_Task brief:_
Leave the pictures out and transcribe every record exactly.

_Data shown:_
--- BEGIN ---

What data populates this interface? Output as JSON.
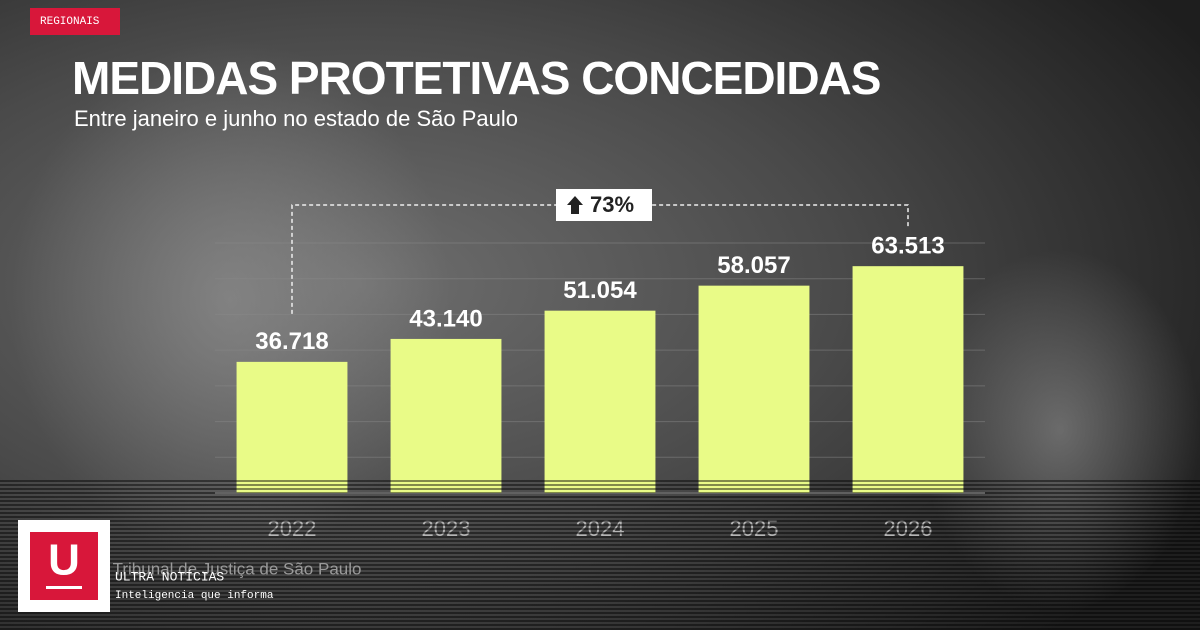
{
  "badge": "REGIONAIS",
  "chart_data": {
    "type": "bar",
    "title": "MEDIDAS PROTETIVAS CONCEDIDAS",
    "subtitle": "Entre janeiro e junho no estado de São Paulo",
    "categories": [
      "2022",
      "2023",
      "2024",
      "2025",
      "2026"
    ],
    "values": [
      36718,
      43140,
      51054,
      58057,
      63513
    ],
    "value_labels": [
      "36.718",
      "43.140",
      "51.054",
      "58.057",
      "63.513"
    ],
    "color": "#e9fb87",
    "ylim": [
      0,
      70000
    ],
    "yticks": [
      0,
      10000,
      20000,
      30000,
      40000,
      50000,
      60000,
      70000
    ],
    "grid": true,
    "annotation": "73%",
    "source": "Fonte: Tribunal de Justiça de São Paulo"
  },
  "brand": {
    "logo": "U",
    "name": "ULTRA NOTÍCIAS",
    "tagline": "Inteligencia que informa"
  }
}
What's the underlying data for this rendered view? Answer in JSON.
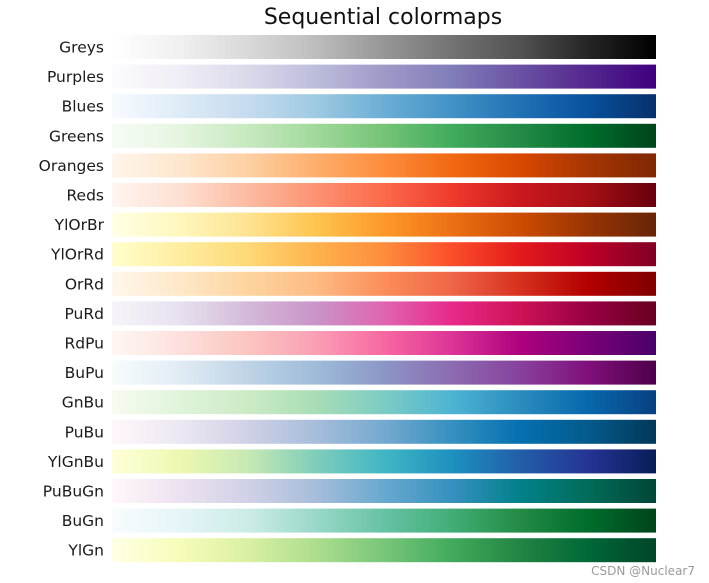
{
  "watermark": "CSDN @Nuclear7",
  "chart_data": {
    "type": "heatmap",
    "title": "Sequential colormaps",
    "xlabel": "",
    "ylabel": "",
    "grid": false,
    "legend": "none",
    "xlim": [
      0,
      1
    ],
    "colormaps": [
      {
        "name": "Greys",
        "colors": [
          "#ffffff",
          "#f0f0f0",
          "#d9d9d9",
          "#bdbdbd",
          "#969696",
          "#737373",
          "#525252",
          "#252525",
          "#000000"
        ]
      },
      {
        "name": "Purples",
        "colors": [
          "#fcfbfd",
          "#efedf5",
          "#dadaeb",
          "#bcbddc",
          "#9e9ac8",
          "#807dba",
          "#6a51a3",
          "#54278f",
          "#3f007d"
        ]
      },
      {
        "name": "Blues",
        "colors": [
          "#f7fbff",
          "#deebf7",
          "#c6dbef",
          "#9ecae1",
          "#6baed6",
          "#4292c6",
          "#2171b5",
          "#08519c",
          "#08306b"
        ]
      },
      {
        "name": "Greens",
        "colors": [
          "#f7fcf5",
          "#e5f5e0",
          "#c7e9c0",
          "#a1d99b",
          "#74c476",
          "#41ab5d",
          "#238b45",
          "#006d2c",
          "#00441b"
        ]
      },
      {
        "name": "Oranges",
        "colors": [
          "#fff5eb",
          "#fee6ce",
          "#fdd0a2",
          "#fdae6b",
          "#fd8d3c",
          "#f16913",
          "#d94801",
          "#a63603",
          "#7f2704"
        ]
      },
      {
        "name": "Reds",
        "colors": [
          "#fff5f0",
          "#fee0d2",
          "#fcbba1",
          "#fc9272",
          "#fb6a4a",
          "#ef3b2c",
          "#cb181d",
          "#a50f15",
          "#67000d"
        ]
      },
      {
        "name": "YlOrBr",
        "colors": [
          "#ffffe5",
          "#fff7bc",
          "#fee391",
          "#fec44f",
          "#fe9929",
          "#ec7014",
          "#cc4c02",
          "#993404",
          "#662506"
        ]
      },
      {
        "name": "YlOrRd",
        "colors": [
          "#ffffcc",
          "#ffeda0",
          "#fed976",
          "#feb24c",
          "#fd8d3c",
          "#fc4e2a",
          "#e31a1c",
          "#bd0026",
          "#800026"
        ]
      },
      {
        "name": "OrRd",
        "colors": [
          "#fff7ec",
          "#fee8c8",
          "#fdd49e",
          "#fdbb84",
          "#fc8d59",
          "#ef6548",
          "#d7301f",
          "#b30000",
          "#7f0000"
        ]
      },
      {
        "name": "PuRd",
        "colors": [
          "#f7f4f9",
          "#e7e1ef",
          "#d4b9da",
          "#c994c7",
          "#df65b0",
          "#e7298a",
          "#ce1256",
          "#980043",
          "#67001f"
        ]
      },
      {
        "name": "RdPu",
        "colors": [
          "#fff7f3",
          "#fde0dd",
          "#fcc5c0",
          "#fa9fb5",
          "#f768a1",
          "#dd3497",
          "#ae017e",
          "#7a0177",
          "#49006a"
        ]
      },
      {
        "name": "BuPu",
        "colors": [
          "#f7fcfd",
          "#e0ecf4",
          "#bfd3e6",
          "#9ebcda",
          "#8c96c6",
          "#8c6bb1",
          "#88419d",
          "#810f7c",
          "#4d004b"
        ]
      },
      {
        "name": "GnBu",
        "colors": [
          "#f7fcf0",
          "#e0f3db",
          "#ccebc5",
          "#a8ddb5",
          "#7bccc4",
          "#4eb3d3",
          "#2b8cbe",
          "#0868ac",
          "#084081"
        ]
      },
      {
        "name": "PuBu",
        "colors": [
          "#fff7fb",
          "#ece7f2",
          "#d0d1e6",
          "#a6bddb",
          "#74a9cf",
          "#3690c0",
          "#0570b0",
          "#045a8d",
          "#023858"
        ]
      },
      {
        "name": "YlGnBu",
        "colors": [
          "#ffffd9",
          "#edf8b1",
          "#c7e9b4",
          "#7fcdbb",
          "#41b6c4",
          "#1d91c0",
          "#225ea8",
          "#253494",
          "#081d58"
        ]
      },
      {
        "name": "PuBuGn",
        "colors": [
          "#fff7fb",
          "#ece2f0",
          "#d0d1e6",
          "#a6bddb",
          "#67a9cf",
          "#3690c0",
          "#02818a",
          "#016c59",
          "#014636"
        ]
      },
      {
        "name": "BuGn",
        "colors": [
          "#f7fcfd",
          "#e5f5f9",
          "#ccece6",
          "#99d8c9",
          "#66c2a4",
          "#41ae76",
          "#238b45",
          "#006d2c",
          "#00441b"
        ]
      },
      {
        "name": "YlGn",
        "colors": [
          "#ffffe5",
          "#f7fcb9",
          "#d9f0a3",
          "#addd8e",
          "#78c679",
          "#41ab5d",
          "#238443",
          "#006837",
          "#004529"
        ]
      }
    ]
  }
}
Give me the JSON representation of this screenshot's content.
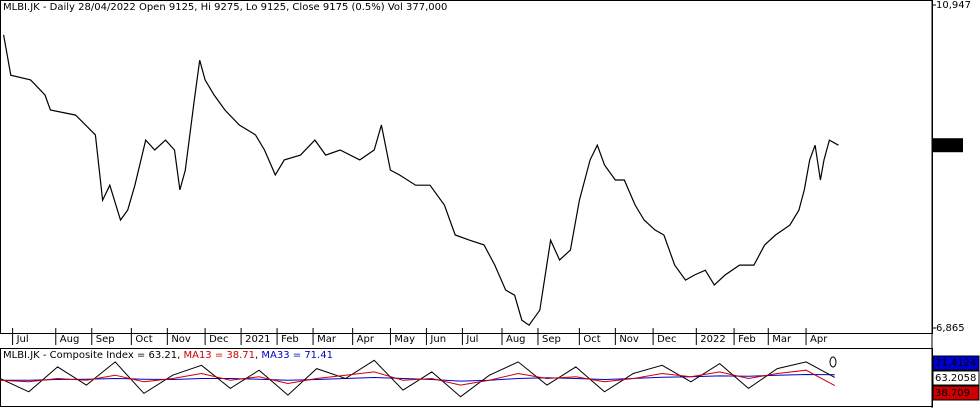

--- END ---

_Answer to this task:_
What data populates this interface? Output as JSON.
{
  "badge": "REGIONAIS",
  "chart_data": {
    "type": "bar",
    "title": "MEDIDAS PROTETIVAS CONCEDIDAS",
    "subtitle": "Entre janeiro e junho no estado de São Paulo",
    "categories": [
      "2022",
      "2023",
      "2024",
      "2025",
      "2026"
    ],
    "values": [
      36718,
      43140,
      51054,
      58057,
      63513
    ],
    "value_labels": [
      "36.718",
      "43.140",
      "51.054",
      "58.057",
      "63.513"
    ],
    "color": "#e9fb87",
    "ylim": [
      0,
      70000
    ],
    "yticks": [
      0,
      10000,
      20000,
      30000,
      40000,
      50000,
      60000,
      70000
    ],
    "grid": true,
    "annotation": "73%",
    "source": "Fonte: Tribunal de Justiça de São Paulo"
  },
  "brand": {
    "logo": "U",
    "name": "ULTRA NOTÍCIAS",
    "tagline": "Inteligencia que informa"
  }
}
What's the underlying data for this rendered view? Answer in JSON.
{
  "watermark": "CSDN @Nuclear7",
  "chart_data": {
    "type": "heatmap",
    "title": "Sequential colormaps",
    "xlabel": "",
    "ylabel": "",
    "grid": false,
    "legend": "none",
    "xlim": [
      0,
      1
    ],
    "colormaps": [
      {
        "name": "Greys",
        "colors": [
          "#ffffff",
          "#f0f0f0",
          "#d9d9d9",
          "#bdbdbd",
          "#969696",
          "#737373",
          "#525252",
          "#252525",
          "#000000"
        ]
      },
      {
        "name": "Purples",
        "colors": [
          "#fcfbfd",
          "#efedf5",
          "#dadaeb",
          "#bcbddc",
          "#9e9ac8",
          "#807dba",
          "#6a51a3",
          "#54278f",
          "#3f007d"
        ]
      },
      {
        "name": "Blues",
        "colors": [
          "#f7fbff",
          "#deebf7",
          "#c6dbef",
          "#9ecae1",
          "#6baed6",
          "#4292c6",
          "#2171b5",
          "#08519c",
          "#08306b"
        ]
      },
      {
        "name": "Greens",
        "colors": [
          "#f7fcf5",
          "#e5f5e0",
          "#c7e9c0",
          "#a1d99b",
          "#74c476",
          "#41ab5d",
          "#238b45",
          "#006d2c",
          "#00441b"
        ]
      },
      {
        "name": "Oranges",
        "colors": [
          "#fff5eb",
          "#fee6ce",
          "#fdd0a2",
          "#fdae6b",
          "#fd8d3c",
          "#f16913",
          "#d94801",
          "#a63603",
          "#7f2704"
        ]
      },
      {
        "name": "Reds",
        "colors": [
          "#fff5f0",
          "#fee0d2",
          "#fcbba1",
          "#fc9272",
          "#fb6a4a",
          "#ef3b2c",
          "#cb181d",
          "#a50f15",
          "#67000d"
        ]
      },
      {
        "name": "YlOrBr",
        "colors": [
          "#ffffe5",
          "#fff7bc",
          "#fee391",
          "#fec44f",
          "#fe9929",
          "#ec7014",
          "#cc4c02",
          "#993404",
          "#662506"
        ]
      },
      {
        "name": "YlOrRd",
        "colors": [
          "#ffffcc",
          "#ffeda0",
          "#fed976",
          "#feb24c",
          "#fd8d3c",
          "#fc4e2a",
          "#e31a1c",
          "#bd0026",
          "#800026"
        ]
      },
      {
        "name": "OrRd",
        "colors": [
          "#fff7ec",
          "#fee8c8",
          "#fdd49e",
          "#fdbb84",
          "#fc8d59",
          "#ef6548",
          "#d7301f",
          "#b30000",
          "#7f0000"
        ]
      },
      {
        "name": "PuRd",
        "colors": [
          "#f7f4f9",
          "#e7e1ef",
          "#d4b9da",
          "#c994c7",
          "#df65b0",
          "#e7298a",
          "#ce1256",
          "#980043",
          "#67001f"
        ]
      },
      {
        "name": "RdPu",
        "colors": [
          "#fff7f3",
          "#fde0dd",
          "#fcc5c0",
          "#fa9fb5",
          "#f768a1",
          "#dd3497",
          "#ae017e",
          "#7a0177",
          "#49006a"
        ]
      },
      {
        "name": "BuPu",
        "colors": [
          "#f7fcfd",
          "#e0ecf4",
          "#bfd3e6",
          "#9ebcda",
          "#8c96c6",
          "#8c6bb1",
          "#88419d",
          "#810f7c",
          "#4d004b"
        ]
      },
      {
        "name": "GnBu",
        "colors": [
          "#f7fcf0",
          "#e0f3db",
          "#ccebc5",
          "#a8ddb5",
          "#7bccc4",
          "#4eb3d3",
          "#2b8cbe",
          "#0868ac",
          "#084081"
        ]
      },
      {
        "name": "PuBu",
        "colors": [
          "#fff7fb",
          "#ece7f2",
          "#d0d1e6",
          "#a6bddb",
          "#74a9cf",
          "#3690c0",
          "#0570b0",
          "#045a8d",
          "#023858"
        ]
      },
      {
        "name": "YlGnBu",
        "colors": [
          "#ffffd9",
          "#edf8b1",
          "#c7e9b4",
          "#7fcdbb",
          "#41b6c4",
          "#1d91c0",
          "#225ea8",
          "#253494",
          "#081d58"
        ]
      },
      {
        "name": "PuBuGn",
        "colors": [
          "#fff7fb",
          "#ece2f0",
          "#d0d1e6",
          "#a6bddb",
          "#67a9cf",
          "#3690c0",
          "#02818a",
          "#016c59",
          "#014636"
        ]
      },
      {
        "name": "BuGn",
        "colors": [
          "#f7fcfd",
          "#e5f5f9",
          "#ccece6",
          "#99d8c9",
          "#66c2a4",
          "#41ae76",
          "#238b45",
          "#006d2c",
          "#00441b"
        ]
      },
      {
        "name": "YlGn",
        "colors": [
          "#ffffe5",
          "#f7fcb9",
          "#d9f0a3",
          "#addd8e",
          "#78c679",
          "#41ab5d",
          "#238443",
          "#006837",
          "#004529"
        ]
      }
    ]
  }
}
Give me the JSON representation of this screenshot's content.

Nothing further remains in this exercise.